PROBLEM REQUIREMENTS = For this exercise, repeat all of the material verbatim apart from its images.

MATERIAL FOR THIS EXERCISE =
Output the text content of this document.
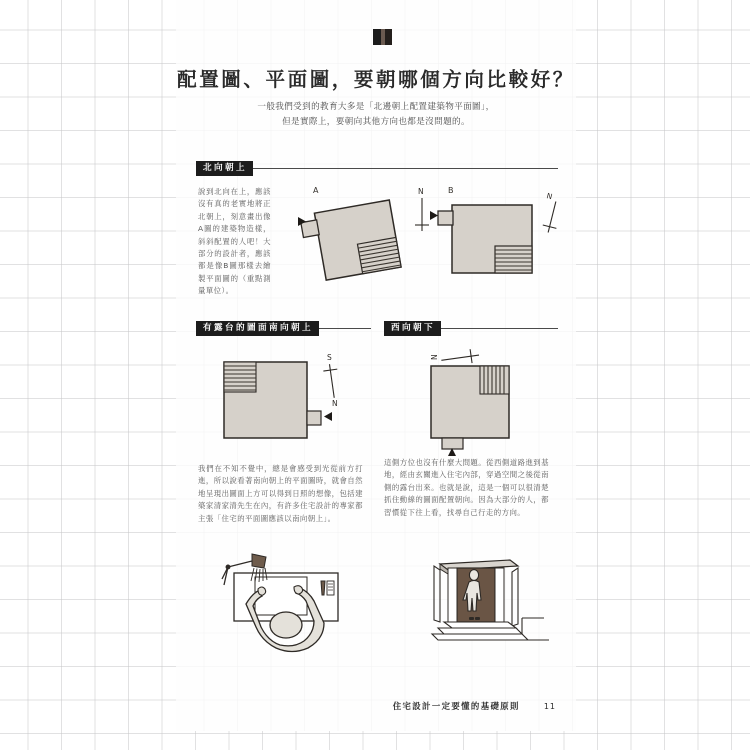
配置圖、平面圖，要朝哪個方向比較好？
一般我們受到的教育大多是「北邊朝上配置建築物平面圖」，
但是實際上，要朝向其他方向也都是沒問題的。
北向朝上
說到北向在上，應該沒有真的老實地將正北朝上，刻意畫出像A圖的建築物造樣，斜斜配置的人吧！大部分的設計者，應該都是像B圖那樣去繪製平面圖的（重點測量單位）。
A	N	B
N
有露台的圖面南向朝上
S
N
我們在不知不覺中，總是會感受到光從前方打進，所以說看著南向朝上的平面圖時，就會自然地呈現出圖面上方可以得到日照的想像，包括建築家清家清先生在內，有許多住宅設計的專家都主張「住宅的平面圖應該以南向朝上」。
西向朝下
N
這側方位也沒有什麼大問題。從西側道路進到基地，經由玄關進入住宅內部，穿過空間之後從南側的露台出來。也就是說，這是一個可以很清楚抓住動線的圖面配置朝向。因為大部分的人，都習慣從下往上看，找尋自己行走的方向。
住宅設計一定要懂的基礎原則	11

FULL ANSWER =
Output the text content of this document.
配置圖、平面圖，要朝哪個方向比較好？
一般我們受到的教育大多是「北邊朝上配置建築物平面圖」，
但是實際上，要朝向其他方向也都是沒問題的。
北向朝上
說到北向在上，應該沒有真的老實地將正北朝上，刻意畫出像A圖的建築物造樣，斜斜配置的人吧！大部分的設計者，應該都是像B圖那樣去繪製平面圖的（重點測量單位）。
A	N	B
N
有露台的圖面南向朝上
S
N
我們在不知不覺中，總是會感受到光從前方打進，所以說看著南向朝上的平面圖時，就會自然地呈現出圖面上方可以得到日照的想像，包括建築家清家清先生在內，有許多住宅設計的專家都主張「住宅的平面圖應該以南向朝上」。
西向朝下
N
這側方位也沒有什麼大問題。從西側道路進到基地，經由玄關進入住宅內部，穿過空間之後從南側的露台出來。也就是說，這是一個可以很清楚抓住動線的圖面配置朝向。因為大部分的人，都習慣從下往上看，找尋自己行走的方向。
住宅設計一定要懂的基礎原則	11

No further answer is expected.